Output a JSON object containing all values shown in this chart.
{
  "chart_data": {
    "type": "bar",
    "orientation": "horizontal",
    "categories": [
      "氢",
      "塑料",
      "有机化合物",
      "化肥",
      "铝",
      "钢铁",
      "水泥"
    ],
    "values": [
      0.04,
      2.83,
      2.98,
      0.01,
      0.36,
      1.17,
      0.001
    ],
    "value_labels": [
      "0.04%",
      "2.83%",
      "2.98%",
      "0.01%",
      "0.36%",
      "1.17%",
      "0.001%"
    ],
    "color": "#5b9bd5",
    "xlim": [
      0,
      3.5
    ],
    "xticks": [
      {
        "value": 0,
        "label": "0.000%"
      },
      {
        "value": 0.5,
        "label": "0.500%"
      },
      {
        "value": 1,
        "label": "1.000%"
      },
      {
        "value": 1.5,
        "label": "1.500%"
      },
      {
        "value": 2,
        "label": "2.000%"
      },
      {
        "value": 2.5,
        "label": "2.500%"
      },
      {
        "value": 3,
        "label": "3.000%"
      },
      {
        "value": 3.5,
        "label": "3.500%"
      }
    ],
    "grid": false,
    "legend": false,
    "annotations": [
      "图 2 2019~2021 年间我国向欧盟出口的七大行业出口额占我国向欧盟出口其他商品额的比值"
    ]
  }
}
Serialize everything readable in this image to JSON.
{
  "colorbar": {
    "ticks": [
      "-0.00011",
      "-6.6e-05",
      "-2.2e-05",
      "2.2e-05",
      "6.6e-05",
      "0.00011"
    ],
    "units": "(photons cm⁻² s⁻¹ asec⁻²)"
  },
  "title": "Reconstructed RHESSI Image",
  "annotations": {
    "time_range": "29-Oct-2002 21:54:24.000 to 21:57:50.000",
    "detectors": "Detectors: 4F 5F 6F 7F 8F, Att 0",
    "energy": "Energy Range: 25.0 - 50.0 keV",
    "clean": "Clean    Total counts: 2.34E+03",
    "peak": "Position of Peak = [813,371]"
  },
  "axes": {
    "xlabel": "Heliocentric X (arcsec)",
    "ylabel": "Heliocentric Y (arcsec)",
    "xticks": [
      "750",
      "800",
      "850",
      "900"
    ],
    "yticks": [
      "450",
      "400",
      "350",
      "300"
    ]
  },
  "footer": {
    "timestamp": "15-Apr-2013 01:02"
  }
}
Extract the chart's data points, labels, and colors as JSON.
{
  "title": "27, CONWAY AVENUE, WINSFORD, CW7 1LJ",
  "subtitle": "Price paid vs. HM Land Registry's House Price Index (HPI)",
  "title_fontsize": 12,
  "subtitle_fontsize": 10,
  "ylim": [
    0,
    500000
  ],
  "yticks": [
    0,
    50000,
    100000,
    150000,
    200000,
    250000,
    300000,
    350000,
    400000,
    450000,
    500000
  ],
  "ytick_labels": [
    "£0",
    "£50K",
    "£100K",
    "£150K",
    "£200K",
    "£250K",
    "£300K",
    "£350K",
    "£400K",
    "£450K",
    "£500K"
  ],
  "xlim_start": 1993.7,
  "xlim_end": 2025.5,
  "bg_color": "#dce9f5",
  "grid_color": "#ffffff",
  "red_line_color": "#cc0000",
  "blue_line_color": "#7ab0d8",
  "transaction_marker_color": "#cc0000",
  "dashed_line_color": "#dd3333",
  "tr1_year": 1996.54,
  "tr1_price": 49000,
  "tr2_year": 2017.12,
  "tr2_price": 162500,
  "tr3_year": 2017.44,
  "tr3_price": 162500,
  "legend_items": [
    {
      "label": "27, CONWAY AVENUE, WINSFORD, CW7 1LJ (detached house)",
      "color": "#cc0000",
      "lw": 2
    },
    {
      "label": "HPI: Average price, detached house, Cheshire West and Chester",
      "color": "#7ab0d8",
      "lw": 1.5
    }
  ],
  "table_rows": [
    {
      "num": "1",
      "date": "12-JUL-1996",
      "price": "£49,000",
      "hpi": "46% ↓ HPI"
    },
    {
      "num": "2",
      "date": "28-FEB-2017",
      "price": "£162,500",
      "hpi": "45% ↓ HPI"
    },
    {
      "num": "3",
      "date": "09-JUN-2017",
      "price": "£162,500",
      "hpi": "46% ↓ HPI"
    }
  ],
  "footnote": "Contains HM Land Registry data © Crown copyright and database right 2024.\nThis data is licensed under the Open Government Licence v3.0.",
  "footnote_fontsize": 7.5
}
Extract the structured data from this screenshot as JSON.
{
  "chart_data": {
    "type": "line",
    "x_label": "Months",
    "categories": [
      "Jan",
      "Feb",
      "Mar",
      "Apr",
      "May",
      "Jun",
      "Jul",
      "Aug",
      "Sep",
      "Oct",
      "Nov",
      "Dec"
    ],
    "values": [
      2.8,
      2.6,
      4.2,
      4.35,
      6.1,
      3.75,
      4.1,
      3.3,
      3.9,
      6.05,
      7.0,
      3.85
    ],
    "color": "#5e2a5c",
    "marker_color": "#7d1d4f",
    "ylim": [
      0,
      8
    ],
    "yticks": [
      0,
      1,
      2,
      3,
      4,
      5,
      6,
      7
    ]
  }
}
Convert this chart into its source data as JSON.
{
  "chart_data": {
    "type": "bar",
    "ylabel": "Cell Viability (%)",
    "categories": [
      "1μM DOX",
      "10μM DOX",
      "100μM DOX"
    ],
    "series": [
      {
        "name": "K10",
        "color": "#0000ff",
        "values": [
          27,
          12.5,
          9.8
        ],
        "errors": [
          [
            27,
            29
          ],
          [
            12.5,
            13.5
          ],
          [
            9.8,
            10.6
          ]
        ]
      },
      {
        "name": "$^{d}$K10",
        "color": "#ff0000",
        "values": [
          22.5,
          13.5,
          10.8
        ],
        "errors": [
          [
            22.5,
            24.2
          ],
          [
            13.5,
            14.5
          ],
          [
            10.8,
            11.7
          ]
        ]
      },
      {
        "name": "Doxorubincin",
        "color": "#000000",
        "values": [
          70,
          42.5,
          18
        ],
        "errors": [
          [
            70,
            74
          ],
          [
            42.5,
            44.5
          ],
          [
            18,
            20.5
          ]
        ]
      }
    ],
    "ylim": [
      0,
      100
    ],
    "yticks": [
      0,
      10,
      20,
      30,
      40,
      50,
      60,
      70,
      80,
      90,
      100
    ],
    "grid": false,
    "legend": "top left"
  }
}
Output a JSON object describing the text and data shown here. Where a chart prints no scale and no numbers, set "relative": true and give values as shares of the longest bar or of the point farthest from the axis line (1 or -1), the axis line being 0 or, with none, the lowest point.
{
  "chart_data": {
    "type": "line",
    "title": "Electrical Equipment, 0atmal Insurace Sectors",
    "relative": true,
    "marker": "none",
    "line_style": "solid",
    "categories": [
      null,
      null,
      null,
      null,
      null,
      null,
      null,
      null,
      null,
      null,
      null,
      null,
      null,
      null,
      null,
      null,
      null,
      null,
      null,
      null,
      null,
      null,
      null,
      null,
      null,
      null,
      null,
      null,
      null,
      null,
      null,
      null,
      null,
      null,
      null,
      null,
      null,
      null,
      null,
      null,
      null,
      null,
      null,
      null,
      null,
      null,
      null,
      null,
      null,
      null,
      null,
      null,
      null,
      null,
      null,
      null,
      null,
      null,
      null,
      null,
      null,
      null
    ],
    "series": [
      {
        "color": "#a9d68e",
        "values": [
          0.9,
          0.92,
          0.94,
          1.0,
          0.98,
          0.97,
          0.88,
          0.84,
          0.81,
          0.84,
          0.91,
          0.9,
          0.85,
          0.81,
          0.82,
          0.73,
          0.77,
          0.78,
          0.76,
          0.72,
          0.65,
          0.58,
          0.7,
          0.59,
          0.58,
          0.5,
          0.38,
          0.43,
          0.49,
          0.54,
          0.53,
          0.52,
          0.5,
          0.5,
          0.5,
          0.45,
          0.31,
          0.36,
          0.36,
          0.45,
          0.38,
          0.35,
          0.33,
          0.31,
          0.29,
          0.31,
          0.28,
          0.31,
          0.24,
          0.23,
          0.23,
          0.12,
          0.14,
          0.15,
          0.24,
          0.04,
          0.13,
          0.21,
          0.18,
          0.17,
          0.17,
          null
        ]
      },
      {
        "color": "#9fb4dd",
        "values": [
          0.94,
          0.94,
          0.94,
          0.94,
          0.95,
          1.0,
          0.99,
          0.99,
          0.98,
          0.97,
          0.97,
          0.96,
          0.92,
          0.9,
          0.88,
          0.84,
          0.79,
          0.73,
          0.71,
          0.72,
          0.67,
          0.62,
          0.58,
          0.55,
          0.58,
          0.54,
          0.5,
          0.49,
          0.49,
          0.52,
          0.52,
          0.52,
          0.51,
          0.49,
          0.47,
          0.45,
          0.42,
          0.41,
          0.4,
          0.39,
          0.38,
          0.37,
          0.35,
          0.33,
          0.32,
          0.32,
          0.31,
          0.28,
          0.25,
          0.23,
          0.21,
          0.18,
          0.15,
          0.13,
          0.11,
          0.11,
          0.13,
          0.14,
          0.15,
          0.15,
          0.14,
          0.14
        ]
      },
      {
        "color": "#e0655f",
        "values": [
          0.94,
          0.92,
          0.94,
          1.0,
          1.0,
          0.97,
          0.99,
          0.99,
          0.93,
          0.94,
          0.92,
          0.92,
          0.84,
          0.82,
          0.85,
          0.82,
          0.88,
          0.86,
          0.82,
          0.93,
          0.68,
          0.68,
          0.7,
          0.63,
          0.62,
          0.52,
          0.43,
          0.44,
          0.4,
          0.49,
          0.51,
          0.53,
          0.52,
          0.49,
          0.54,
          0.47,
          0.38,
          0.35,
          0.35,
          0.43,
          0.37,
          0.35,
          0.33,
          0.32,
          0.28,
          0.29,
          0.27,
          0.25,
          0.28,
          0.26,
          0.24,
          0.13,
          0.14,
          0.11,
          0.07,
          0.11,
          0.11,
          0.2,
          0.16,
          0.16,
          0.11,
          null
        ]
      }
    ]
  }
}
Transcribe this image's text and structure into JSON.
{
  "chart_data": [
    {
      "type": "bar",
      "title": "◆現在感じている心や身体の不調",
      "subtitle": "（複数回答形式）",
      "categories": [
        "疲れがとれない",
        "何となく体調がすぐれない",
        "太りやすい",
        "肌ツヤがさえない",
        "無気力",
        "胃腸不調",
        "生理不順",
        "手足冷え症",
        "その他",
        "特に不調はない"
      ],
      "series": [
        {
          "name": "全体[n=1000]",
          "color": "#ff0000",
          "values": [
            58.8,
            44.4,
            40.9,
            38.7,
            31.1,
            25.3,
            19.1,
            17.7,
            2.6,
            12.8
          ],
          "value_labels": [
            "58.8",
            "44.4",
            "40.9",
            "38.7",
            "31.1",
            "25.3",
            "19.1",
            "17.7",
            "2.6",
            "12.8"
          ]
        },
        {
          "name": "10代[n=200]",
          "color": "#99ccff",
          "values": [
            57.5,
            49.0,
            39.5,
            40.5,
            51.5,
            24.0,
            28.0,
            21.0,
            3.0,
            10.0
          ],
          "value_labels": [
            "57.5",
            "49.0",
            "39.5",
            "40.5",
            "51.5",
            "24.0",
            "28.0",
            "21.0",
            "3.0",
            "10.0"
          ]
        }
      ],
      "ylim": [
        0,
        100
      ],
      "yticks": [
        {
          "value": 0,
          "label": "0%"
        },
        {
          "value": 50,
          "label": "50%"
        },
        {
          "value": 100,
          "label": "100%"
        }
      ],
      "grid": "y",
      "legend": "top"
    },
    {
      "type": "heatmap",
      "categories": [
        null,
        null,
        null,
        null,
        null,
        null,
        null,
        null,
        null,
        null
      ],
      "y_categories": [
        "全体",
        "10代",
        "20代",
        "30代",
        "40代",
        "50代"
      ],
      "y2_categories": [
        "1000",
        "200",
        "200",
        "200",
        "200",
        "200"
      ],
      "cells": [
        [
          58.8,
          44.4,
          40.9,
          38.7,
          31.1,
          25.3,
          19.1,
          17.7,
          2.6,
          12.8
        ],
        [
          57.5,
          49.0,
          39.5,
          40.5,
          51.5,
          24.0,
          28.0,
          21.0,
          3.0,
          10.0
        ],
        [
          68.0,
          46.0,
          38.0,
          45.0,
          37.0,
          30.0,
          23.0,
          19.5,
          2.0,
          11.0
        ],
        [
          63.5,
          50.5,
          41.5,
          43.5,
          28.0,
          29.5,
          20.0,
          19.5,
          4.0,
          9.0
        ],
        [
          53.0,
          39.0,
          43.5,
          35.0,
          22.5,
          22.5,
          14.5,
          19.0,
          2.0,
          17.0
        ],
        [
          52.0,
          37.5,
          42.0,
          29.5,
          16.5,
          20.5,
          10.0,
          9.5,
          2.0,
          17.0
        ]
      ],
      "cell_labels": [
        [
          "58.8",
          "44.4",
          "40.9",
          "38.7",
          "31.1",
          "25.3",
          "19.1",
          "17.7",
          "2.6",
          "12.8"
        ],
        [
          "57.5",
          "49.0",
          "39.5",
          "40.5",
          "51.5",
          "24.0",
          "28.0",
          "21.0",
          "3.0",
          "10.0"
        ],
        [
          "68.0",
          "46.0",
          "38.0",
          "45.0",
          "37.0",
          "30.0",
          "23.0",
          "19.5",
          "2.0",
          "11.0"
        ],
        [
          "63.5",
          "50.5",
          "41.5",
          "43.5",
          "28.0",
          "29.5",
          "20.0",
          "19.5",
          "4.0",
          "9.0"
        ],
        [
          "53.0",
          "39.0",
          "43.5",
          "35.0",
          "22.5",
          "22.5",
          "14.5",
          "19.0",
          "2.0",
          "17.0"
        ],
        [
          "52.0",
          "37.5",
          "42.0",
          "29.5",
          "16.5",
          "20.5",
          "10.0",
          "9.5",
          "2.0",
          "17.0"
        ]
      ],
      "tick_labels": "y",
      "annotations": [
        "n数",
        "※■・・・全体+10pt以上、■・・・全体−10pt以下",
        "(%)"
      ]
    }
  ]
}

— SHORT TASK —
Pick out and copy every line that contains the word "AVENUE".

— WORKED SOLUTION —
  "title": "27, CONWAY AVENUE, WINSFORD, CW7 1LJ",
      "label": "27, CONWAY AVENUE, WINSFORD, CW7 1LJ (detached house)",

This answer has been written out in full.